■ Problem statement:
Please find all lines in the data that hold the string "Jedec" and copy them.

■ Dataset rows:
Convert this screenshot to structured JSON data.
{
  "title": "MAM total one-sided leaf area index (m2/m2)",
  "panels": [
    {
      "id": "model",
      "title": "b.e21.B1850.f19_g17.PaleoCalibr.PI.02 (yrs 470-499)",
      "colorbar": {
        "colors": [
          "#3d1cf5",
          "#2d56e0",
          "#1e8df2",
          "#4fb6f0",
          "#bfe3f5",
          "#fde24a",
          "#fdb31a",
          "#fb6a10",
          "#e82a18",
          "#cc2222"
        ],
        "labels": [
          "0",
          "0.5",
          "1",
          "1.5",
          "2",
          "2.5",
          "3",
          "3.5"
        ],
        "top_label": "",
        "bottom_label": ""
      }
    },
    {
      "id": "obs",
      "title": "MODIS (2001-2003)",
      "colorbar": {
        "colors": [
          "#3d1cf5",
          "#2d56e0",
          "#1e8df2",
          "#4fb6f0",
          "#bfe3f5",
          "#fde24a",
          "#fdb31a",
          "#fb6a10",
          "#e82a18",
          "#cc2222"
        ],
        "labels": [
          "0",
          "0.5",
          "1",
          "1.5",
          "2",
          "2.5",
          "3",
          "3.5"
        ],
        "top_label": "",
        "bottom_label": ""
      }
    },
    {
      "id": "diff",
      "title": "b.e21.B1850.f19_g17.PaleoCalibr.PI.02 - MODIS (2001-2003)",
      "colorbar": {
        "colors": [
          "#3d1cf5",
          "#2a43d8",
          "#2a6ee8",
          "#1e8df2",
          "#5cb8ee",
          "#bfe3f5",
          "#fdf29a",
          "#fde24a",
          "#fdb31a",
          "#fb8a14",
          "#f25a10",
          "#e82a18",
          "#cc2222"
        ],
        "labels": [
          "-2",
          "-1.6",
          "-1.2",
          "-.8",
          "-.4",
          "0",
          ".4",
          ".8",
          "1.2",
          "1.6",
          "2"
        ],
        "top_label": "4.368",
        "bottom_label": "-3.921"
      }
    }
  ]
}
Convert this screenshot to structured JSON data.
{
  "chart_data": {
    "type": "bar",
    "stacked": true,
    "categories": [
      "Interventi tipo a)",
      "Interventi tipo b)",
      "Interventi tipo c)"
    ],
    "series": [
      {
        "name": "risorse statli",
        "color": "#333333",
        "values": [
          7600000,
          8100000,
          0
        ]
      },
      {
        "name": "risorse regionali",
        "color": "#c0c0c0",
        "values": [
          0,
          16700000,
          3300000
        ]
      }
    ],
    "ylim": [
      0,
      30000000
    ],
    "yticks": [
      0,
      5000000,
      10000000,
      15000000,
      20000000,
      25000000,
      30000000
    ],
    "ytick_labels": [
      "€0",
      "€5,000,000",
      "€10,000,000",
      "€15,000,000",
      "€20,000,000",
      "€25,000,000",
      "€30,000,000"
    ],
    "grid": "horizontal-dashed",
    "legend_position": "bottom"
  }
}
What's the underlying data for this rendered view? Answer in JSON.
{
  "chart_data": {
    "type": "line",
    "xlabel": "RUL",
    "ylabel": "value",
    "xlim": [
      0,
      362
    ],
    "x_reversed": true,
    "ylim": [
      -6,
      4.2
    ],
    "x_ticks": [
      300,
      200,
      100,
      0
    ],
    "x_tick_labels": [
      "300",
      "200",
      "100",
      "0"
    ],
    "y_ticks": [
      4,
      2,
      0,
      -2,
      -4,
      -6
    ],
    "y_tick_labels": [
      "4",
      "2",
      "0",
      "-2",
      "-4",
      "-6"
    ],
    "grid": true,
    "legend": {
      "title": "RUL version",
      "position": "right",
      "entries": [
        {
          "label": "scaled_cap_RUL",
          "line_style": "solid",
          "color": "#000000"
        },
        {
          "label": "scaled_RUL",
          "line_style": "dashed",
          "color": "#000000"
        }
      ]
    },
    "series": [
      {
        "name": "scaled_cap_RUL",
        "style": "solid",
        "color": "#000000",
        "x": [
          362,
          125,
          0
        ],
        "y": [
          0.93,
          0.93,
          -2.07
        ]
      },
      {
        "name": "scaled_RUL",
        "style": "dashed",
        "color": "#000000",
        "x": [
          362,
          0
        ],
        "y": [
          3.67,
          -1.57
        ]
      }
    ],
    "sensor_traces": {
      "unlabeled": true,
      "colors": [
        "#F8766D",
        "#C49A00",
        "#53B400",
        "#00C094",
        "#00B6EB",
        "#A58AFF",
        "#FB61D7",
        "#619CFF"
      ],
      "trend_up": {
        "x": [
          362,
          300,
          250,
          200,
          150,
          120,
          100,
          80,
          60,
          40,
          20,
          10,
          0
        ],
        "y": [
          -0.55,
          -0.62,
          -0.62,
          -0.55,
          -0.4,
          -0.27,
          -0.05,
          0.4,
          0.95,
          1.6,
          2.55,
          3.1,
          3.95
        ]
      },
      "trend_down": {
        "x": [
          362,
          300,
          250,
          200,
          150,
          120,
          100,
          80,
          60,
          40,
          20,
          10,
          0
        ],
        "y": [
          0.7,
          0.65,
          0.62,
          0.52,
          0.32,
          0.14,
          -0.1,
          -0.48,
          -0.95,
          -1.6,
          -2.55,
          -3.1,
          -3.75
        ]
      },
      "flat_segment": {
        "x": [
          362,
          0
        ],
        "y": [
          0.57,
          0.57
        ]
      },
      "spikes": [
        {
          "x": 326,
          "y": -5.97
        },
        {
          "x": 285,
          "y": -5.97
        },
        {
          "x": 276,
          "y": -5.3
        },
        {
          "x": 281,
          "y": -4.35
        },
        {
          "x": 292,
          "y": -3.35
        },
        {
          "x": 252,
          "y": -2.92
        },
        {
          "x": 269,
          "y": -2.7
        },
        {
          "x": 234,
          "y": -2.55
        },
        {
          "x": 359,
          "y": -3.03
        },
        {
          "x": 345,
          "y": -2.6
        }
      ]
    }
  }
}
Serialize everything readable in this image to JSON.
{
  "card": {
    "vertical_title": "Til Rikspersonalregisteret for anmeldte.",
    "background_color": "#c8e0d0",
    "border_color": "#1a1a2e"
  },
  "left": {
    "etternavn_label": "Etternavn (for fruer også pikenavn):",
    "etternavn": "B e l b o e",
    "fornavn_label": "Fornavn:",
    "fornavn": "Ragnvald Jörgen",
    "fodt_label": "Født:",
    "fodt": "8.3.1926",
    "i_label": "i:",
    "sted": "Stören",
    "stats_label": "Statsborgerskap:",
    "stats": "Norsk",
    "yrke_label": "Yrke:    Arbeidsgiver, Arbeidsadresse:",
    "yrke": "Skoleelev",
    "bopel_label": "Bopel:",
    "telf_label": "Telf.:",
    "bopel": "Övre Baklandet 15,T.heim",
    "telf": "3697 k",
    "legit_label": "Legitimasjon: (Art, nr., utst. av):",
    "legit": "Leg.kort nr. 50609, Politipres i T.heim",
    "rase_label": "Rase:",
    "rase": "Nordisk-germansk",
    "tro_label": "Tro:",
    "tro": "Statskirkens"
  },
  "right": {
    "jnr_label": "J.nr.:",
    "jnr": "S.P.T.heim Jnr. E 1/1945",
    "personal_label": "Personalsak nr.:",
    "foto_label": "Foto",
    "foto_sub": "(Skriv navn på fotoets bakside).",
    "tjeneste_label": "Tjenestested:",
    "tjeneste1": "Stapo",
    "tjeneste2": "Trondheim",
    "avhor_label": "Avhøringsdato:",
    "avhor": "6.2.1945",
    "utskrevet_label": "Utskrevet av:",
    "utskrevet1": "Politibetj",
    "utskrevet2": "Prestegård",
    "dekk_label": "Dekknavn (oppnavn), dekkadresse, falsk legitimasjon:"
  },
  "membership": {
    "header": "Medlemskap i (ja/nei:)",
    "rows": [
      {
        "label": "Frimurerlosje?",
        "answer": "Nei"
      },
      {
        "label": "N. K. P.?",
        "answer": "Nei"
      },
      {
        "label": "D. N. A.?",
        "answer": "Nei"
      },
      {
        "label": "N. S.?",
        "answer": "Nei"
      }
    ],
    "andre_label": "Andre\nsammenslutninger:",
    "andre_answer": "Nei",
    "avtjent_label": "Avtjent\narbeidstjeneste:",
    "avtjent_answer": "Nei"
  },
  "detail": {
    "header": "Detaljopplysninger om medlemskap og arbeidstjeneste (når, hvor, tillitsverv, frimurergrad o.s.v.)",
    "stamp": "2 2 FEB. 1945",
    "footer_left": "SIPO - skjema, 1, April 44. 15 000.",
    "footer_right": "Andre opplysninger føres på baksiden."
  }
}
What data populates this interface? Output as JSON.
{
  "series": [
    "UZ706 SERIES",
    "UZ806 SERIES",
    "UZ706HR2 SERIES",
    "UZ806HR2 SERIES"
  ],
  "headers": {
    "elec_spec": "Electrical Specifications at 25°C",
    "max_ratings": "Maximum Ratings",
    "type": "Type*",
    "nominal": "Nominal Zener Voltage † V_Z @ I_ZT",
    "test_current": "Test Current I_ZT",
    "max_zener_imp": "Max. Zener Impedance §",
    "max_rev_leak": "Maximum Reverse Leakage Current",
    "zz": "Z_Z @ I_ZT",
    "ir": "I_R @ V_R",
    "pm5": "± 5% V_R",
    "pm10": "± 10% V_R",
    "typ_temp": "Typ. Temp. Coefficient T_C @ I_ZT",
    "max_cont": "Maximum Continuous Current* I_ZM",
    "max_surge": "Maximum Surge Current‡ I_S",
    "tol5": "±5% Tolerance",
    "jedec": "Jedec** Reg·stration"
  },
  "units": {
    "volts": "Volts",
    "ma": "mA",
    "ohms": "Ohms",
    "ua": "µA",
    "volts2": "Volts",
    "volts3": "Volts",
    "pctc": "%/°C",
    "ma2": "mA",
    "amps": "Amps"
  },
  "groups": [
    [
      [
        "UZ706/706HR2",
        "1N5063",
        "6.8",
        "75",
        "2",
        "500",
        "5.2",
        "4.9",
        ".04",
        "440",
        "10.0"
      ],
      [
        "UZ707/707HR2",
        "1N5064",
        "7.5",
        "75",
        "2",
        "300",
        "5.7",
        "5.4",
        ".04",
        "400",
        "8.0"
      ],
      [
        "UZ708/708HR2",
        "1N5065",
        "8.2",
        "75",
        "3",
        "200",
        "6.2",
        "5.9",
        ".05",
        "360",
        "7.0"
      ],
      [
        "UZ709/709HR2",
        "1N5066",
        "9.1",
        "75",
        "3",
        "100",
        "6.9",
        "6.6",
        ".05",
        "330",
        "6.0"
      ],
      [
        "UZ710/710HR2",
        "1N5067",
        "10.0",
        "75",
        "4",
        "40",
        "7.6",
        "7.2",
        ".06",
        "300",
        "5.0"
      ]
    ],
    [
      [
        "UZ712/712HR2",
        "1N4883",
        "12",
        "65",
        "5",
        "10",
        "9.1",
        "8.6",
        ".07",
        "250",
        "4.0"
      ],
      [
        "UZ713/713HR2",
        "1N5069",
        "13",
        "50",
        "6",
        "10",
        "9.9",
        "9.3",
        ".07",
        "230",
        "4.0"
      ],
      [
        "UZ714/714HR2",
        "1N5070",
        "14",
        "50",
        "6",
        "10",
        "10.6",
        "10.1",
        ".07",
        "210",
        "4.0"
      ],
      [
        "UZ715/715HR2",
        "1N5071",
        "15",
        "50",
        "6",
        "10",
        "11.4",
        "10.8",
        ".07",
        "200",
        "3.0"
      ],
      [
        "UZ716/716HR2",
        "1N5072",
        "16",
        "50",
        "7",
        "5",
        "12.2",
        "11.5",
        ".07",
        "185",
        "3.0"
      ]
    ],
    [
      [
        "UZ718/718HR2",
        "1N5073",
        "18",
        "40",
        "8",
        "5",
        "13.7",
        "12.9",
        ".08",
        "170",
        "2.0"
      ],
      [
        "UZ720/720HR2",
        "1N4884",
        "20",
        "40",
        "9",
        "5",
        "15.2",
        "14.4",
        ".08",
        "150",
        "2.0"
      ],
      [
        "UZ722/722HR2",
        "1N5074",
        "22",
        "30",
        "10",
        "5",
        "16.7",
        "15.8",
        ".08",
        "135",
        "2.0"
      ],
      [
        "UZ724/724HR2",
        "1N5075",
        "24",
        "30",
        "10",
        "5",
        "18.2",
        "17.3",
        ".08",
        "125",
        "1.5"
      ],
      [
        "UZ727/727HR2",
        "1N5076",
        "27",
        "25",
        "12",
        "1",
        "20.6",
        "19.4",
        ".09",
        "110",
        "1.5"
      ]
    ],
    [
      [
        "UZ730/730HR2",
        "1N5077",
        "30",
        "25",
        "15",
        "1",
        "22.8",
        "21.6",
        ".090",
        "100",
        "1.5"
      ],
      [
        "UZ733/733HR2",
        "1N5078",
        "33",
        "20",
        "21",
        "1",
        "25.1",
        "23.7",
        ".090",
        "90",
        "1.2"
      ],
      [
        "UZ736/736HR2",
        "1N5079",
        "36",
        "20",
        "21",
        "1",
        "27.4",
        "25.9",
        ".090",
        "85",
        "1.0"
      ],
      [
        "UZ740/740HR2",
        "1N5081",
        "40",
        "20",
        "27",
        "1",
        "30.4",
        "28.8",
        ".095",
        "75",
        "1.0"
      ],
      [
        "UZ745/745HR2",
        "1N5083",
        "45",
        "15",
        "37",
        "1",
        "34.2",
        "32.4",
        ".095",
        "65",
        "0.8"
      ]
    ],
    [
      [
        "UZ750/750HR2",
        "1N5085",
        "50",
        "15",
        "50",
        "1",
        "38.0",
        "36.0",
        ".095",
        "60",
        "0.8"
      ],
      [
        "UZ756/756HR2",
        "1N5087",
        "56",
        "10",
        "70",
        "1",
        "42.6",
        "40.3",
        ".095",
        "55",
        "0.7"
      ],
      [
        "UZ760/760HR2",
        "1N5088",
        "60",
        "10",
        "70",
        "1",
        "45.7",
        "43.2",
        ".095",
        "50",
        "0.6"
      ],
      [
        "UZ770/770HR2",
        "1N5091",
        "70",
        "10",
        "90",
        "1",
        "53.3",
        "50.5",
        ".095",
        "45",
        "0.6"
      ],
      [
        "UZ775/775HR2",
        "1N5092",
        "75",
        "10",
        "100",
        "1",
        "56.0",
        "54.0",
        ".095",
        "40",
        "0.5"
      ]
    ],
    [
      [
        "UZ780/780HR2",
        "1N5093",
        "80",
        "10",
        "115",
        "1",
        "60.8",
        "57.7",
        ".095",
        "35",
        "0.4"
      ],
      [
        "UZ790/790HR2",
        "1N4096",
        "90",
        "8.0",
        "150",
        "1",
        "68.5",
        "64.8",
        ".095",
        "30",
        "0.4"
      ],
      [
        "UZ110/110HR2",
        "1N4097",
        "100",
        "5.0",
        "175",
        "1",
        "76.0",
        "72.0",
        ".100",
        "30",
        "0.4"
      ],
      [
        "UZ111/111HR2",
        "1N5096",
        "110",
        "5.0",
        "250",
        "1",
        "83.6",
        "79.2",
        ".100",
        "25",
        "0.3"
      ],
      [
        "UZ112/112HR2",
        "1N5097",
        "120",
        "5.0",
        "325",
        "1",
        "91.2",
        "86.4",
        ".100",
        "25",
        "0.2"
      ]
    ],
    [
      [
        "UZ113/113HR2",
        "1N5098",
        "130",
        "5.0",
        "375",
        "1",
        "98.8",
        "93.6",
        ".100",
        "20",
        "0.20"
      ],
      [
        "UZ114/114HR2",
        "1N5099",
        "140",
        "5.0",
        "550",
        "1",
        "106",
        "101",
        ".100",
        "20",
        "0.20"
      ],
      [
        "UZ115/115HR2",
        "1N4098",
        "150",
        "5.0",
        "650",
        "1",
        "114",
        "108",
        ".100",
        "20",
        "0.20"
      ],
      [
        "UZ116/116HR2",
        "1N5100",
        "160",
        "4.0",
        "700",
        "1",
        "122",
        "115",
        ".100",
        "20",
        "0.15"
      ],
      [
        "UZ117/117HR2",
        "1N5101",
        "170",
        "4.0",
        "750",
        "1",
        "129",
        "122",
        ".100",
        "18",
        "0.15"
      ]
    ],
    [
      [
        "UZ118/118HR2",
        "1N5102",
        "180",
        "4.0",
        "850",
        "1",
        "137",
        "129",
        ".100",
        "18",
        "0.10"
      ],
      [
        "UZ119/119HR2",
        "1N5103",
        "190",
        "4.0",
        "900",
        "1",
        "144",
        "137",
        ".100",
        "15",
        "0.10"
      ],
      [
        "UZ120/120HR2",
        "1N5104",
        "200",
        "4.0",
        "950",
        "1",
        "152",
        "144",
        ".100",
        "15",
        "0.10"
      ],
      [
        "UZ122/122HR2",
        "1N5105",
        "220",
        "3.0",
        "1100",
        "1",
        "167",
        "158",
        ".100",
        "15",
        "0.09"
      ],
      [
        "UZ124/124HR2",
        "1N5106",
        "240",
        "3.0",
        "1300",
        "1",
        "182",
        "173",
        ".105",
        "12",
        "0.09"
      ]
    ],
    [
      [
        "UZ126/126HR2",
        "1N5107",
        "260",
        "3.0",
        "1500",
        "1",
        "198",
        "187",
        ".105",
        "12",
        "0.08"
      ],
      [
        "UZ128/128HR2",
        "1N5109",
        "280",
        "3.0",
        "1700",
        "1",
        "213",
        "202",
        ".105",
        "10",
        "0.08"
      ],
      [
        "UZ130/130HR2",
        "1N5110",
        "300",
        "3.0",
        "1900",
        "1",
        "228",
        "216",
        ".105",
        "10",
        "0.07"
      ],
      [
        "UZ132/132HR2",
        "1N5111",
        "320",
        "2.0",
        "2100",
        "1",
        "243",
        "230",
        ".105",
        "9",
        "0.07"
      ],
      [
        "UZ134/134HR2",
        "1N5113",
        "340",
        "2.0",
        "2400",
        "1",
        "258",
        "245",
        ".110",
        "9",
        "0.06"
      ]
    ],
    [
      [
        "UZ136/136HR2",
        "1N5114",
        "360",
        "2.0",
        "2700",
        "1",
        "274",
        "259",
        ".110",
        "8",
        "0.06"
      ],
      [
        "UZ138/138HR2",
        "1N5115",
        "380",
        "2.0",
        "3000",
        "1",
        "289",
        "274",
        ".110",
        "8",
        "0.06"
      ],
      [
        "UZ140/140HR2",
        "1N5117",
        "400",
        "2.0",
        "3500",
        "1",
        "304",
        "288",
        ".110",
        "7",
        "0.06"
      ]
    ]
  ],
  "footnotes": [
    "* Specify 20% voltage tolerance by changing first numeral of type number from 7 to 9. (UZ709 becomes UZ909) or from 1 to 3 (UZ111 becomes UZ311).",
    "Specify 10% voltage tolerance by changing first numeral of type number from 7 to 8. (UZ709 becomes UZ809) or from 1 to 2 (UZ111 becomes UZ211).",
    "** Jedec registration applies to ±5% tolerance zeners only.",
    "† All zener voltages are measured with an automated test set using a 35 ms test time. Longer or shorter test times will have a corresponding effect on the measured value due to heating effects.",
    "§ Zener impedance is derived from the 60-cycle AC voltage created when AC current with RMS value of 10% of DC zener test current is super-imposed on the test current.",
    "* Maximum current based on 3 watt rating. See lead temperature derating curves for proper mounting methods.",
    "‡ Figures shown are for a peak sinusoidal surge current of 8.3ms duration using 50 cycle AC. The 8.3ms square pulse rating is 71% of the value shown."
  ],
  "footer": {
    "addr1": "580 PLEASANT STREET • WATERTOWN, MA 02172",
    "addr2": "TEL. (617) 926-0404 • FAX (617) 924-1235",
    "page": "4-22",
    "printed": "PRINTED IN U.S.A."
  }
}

■ Response to this exercise:
    "jedec": "Jedec** Reg·stration"
    "** Jedec registration applies to ±5% tolerance zeners only.",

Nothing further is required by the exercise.